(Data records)

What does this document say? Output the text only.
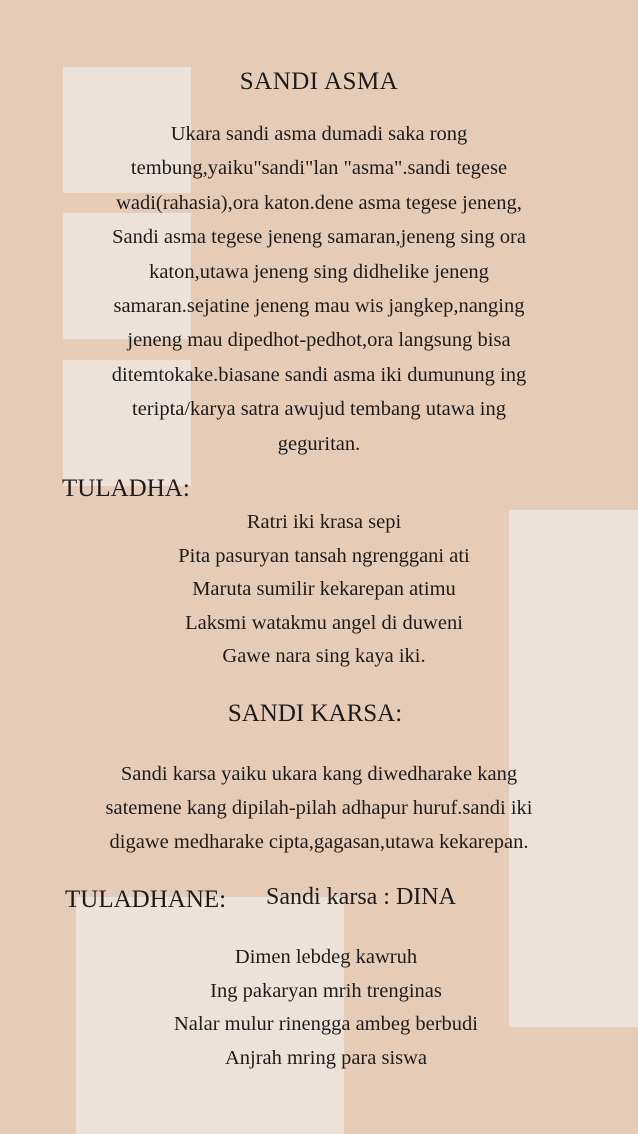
SANDI ASMA
Ukara sandi asma dumadi saka rong
tembung,yaiku"sandi"lan "asma".sandi tegese
wadi(rahasia),ora katon.dene asma tegese jeneng,
Sandi asma tegese jeneng samaran,jeneng sing ora
katon,utawa jeneng sing didhelike jeneng
samaran.sejatine jeneng mau wis jangkep,nanging
jeneng mau dipedhot-pedhot,ora langsung bisa
ditemtokake.biasane sandi asma iki dumunung ing
teripta/karya satra awujud tembang utawa ing
geguritan.
TULADHA:
Ratri iki krasa sepi
Pita pasuryan tansah ngrenggani ati
Maruta sumilir kekarepan atimu
Laksmi watakmu angel di duweni
Gawe nara sing kaya iki.
SANDI KARSA:
Sandi karsa yaiku ukara kang diwedharake kang
satemene kang dipilah-pilah adhapur huruf.sandi iki
digawe medharake cipta,gagasan,utawa kekarepan.
TULADHANE: Sandi karsa : DINA
Dimen lebdeg kawruh
Ing pakaryan mrih trenginas
Nalar mulur rinengga ambeg berbudi
Anjrah mring para siswa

WORK REQUIRED:
Select every line in the material above where the string "yaiku" occurs, and copy it.

RESULT OF THIS TASK:
tembung,yaiku"sandi"lan "asma".sandi tegese
Sandi karsa yaiku ukara kang diwedharake kang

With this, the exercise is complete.